* _What the task asks_
All the entries need to be quoted exactly, apart from the pictures, which you should drop.

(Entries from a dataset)
[Start]

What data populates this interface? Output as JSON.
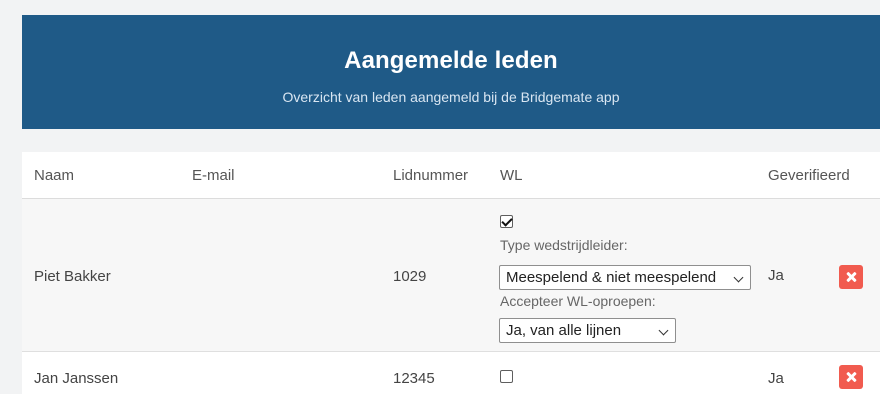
{
  "header": {
    "title": "Aangemelde leden",
    "subtitle": "Overzicht van leden aangemeld bij de Bridgemate app"
  },
  "table": {
    "columns": [
      "Naam",
      "E-mail",
      "Lidnummer",
      "WL",
      "Geverifieerd"
    ],
    "rows": [
      {
        "name": "Piet Bakker",
        "email": "",
        "member_number": "1029",
        "wl_checked": true,
        "wl_type_label": "Type wedstrijdleider:",
        "wl_type_value": "Meespelend & niet meespelend",
        "wl_calls_label": "Accepteer WL-oproepen:",
        "wl_calls_value": "Ja, van alle lijnen",
        "verified": "Ja"
      },
      {
        "name": "Jan Janssen",
        "email": "",
        "member_number": "12345",
        "wl_checked": false,
        "verified": "Ja"
      }
    ]
  },
  "colors": {
    "header_bg": "#1f5a87",
    "delete_button": "#f15b4f"
  },
  "icons": {
    "checked": "checkbox-checked-icon",
    "unchecked": "checkbox-unchecked-icon",
    "delete": "close-icon"
  }
}
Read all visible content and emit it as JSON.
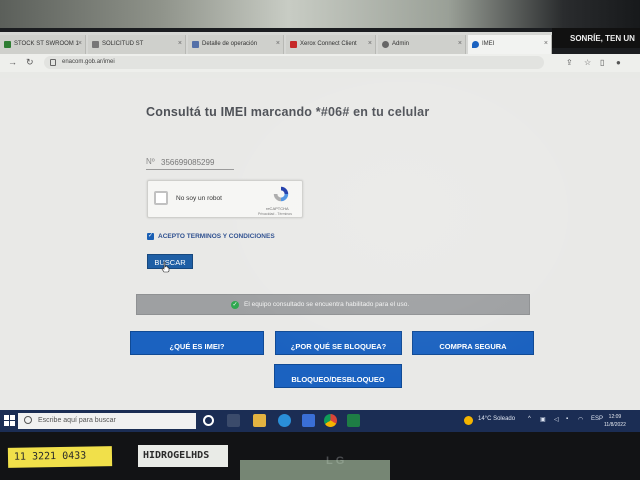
{
  "environment": {
    "banner_text": "SONRÍE, TEN UN",
    "monitor_brand": "LG",
    "sticker_phone": "11 3221 0433",
    "sticker_name": "HIDROGELHDS"
  },
  "browser": {
    "tabs": [
      {
        "label": "STOCK ST SWROOM 1"
      },
      {
        "label": "SOLICITUD ST"
      },
      {
        "label": "Detalle de operación"
      },
      {
        "label": "Xerox Connect Client"
      },
      {
        "label": "Admin"
      },
      {
        "label": "IMEI",
        "active": true
      }
    ],
    "new_tab_label": "+",
    "url": "enacom.gob.ar/imei"
  },
  "page": {
    "title": "Consultá tu IMEI marcando *#06# en tu celular",
    "imei_field": {
      "label": "Nº",
      "value": "356699085299"
    },
    "captcha": {
      "label": "No soy un robot",
      "brand": "reCAPTCHA",
      "links": "Privacidad - Términos"
    },
    "terms": {
      "checked": true,
      "label": "ACEPTO TERMINOS Y CONDICIONES"
    },
    "search_button": "BUSCAR",
    "alert": {
      "text": "El equipo consultado se encuentra habilitado para el uso.",
      "status": "success",
      "color": "#2fa84f"
    },
    "links": {
      "what_is_imei": "¿QUÉ ES IMEI?",
      "why_blocked": "¿POR QUÉ SE BLOQUEA?",
      "safe_purchase": "COMPRA SEGURA",
      "block_unblock": "BLOQUEO/DESBLOQUEO"
    },
    "accent_color": "#1b62c0"
  },
  "taskbar": {
    "search_placeholder": "Escribe aquí para buscar",
    "weather": "14°C  Soleado",
    "language": "ESP",
    "time": "12:09",
    "date": "11/8/2022"
  }
}
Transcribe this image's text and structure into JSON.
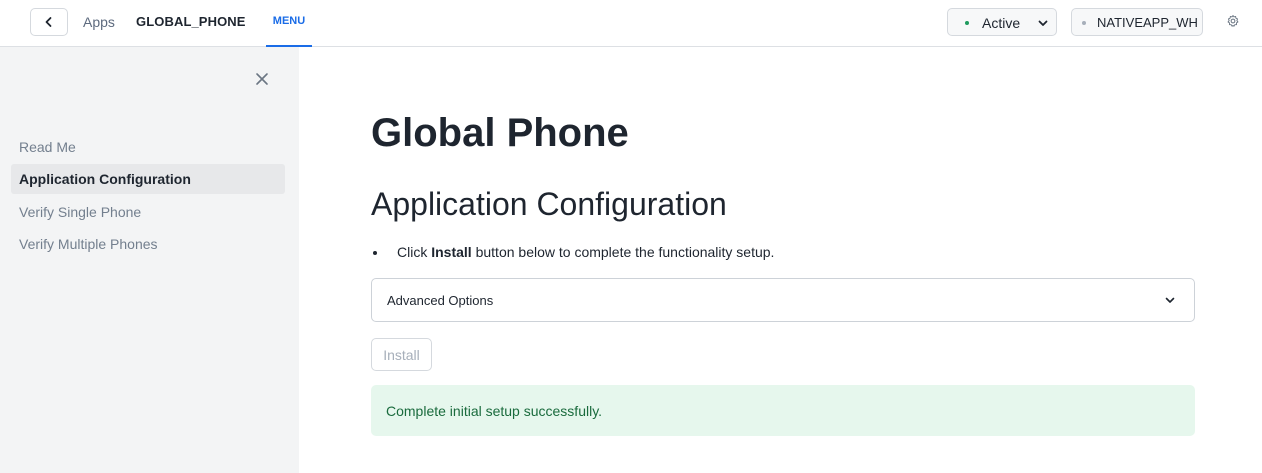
{
  "header": {
    "breadcrumb_apps": "Apps",
    "app_name": "GLOBAL_PHONE",
    "tab_menu": "MENU",
    "status": "Active",
    "warehouse": "NATIVEAPP_WH"
  },
  "sidebar": {
    "items": [
      {
        "label": "Read Me"
      },
      {
        "label": "Application Configuration"
      },
      {
        "label": "Verify Single Phone"
      },
      {
        "label": "Verify Multiple Phones"
      }
    ]
  },
  "main": {
    "title": "Global Phone",
    "subtitle": "Application Configuration",
    "instruction_prefix": "Click ",
    "instruction_bold": "Install",
    "instruction_suffix": " button below to complete the functionality setup.",
    "advanced_label": "Advanced Options",
    "install_label": "Install",
    "success_message": "Complete initial setup successfully."
  },
  "colors": {
    "accent": "#1a6ce7",
    "status_active": "#1f9b5e",
    "success_bg": "#e6f7ed",
    "success_text": "#1a6b3d"
  },
  "icons": [
    "chevron-left-icon",
    "chevron-down-icon",
    "gear-icon",
    "close-icon"
  ]
}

[End]

* _Solved problem_
What data populates this interface? Output as JSON.
{
  "header": {
    "title": "Aangemelde leden",
    "subtitle": "Overzicht van leden aangemeld bij de Bridgemate app"
  },
  "table": {
    "columns": [
      "Naam",
      "E-mail",
      "Lidnummer",
      "WL",
      "Geverifieerd"
    ],
    "rows": [
      {
        "name": "Piet Bakker",
        "email": "",
        "member_number": "1029",
        "wl_checked": true,
        "wl_type_label": "Type wedstrijdleider:",
        "wl_type_value": "Meespelend & niet meespelend",
        "wl_calls_label": "Accepteer WL-oproepen:",
        "wl_calls_value": "Ja, van alle lijnen",
        "verified": "Ja"
      },
      {
        "name": "Jan Janssen",
        "email": "",
        "member_number": "12345",
        "wl_checked": false,
        "verified": "Ja"
      }
    ]
  },
  "colors": {
    "header_bg": "#1f5a87",
    "delete_button": "#f15b4f"
  },
  "icons": {
    "checked": "checkbox-checked-icon",
    "unchecked": "checkbox-unchecked-icon",
    "delete": "close-icon"
  }
}
Read all visible content and emit it as JSON.
{
  "environment": {
    "banner_text": "SONRÍE, TEN UN",
    "monitor_brand": "LG",
    "sticker_phone": "11 3221 0433",
    "sticker_name": "HIDROGELHDS"
  },
  "browser": {
    "tabs": [
      {
        "label": "STOCK ST SWROOM 1"
      },
      {
        "label": "SOLICITUD ST"
      },
      {
        "label": "Detalle de operación"
      },
      {
        "label": "Xerox Connect Client"
      },
      {
        "label": "Admin"
      },
      {
        "label": "IMEI",
        "active": true
      }
    ],
    "new_tab_label": "+",
    "url": "enacom.gob.ar/imei"
  },
  "page": {
    "title": "Consultá tu IMEI marcando *#06# en tu celular",
    "imei_field": {
      "label": "Nº",
      "value": "356699085299"
    },
    "captcha": {
      "label": "No soy un robot",
      "brand": "reCAPTCHA",
      "links": "Privacidad - Términos"
    },
    "terms": {
      "checked": true,
      "label": "ACEPTO TERMINOS Y CONDICIONES"
    },
    "search_button": "BUSCAR",
    "alert": {
      "text": "El equipo consultado se encuentra habilitado para el uso.",
      "status": "success",
      "color": "#2fa84f"
    },
    "links": {
      "what_is_imei": "¿QUÉ ES IMEI?",
      "why_blocked": "¿POR QUÉ SE BLOQUEA?",
      "safe_purchase": "COMPRA SEGURA",
      "block_unblock": "BLOQUEO/DESBLOQUEO"
    },
    "accent_color": "#1b62c0"
  },
  "taskbar": {
    "search_placeholder": "Escribe aquí para buscar",
    "weather": "14°C  Soleado",
    "language": "ESP",
    "time": "12:09",
    "date": "11/8/2022"
  }
}
Transcribe this image's text and structure into JSON.
{
  "header": {
    "breadcrumb_apps": "Apps",
    "app_name": "GLOBAL_PHONE",
    "tab_menu": "MENU",
    "status": "Active",
    "warehouse": "NATIVEAPP_WH"
  },
  "sidebar": {
    "items": [
      {
        "label": "Read Me"
      },
      {
        "label": "Application Configuration"
      },
      {
        "label": "Verify Single Phone"
      },
      {
        "label": "Verify Multiple Phones"
      }
    ]
  },
  "main": {
    "title": "Global Phone",
    "subtitle": "Application Configuration",
    "instruction_prefix": "Click ",
    "instruction_bold": "Install",
    "instruction_suffix": " button below to complete the functionality setup.",
    "advanced_label": "Advanced Options",
    "install_label": "Install",
    "success_message": "Complete initial setup successfully."
  },
  "colors": {
    "accent": "#1a6ce7",
    "status_active": "#1f9b5e",
    "success_bg": "#e6f7ed",
    "success_text": "#1a6b3d"
  },
  "icons": [
    "chevron-left-icon",
    "chevron-down-icon",
    "gear-icon",
    "close-icon"
  ]
}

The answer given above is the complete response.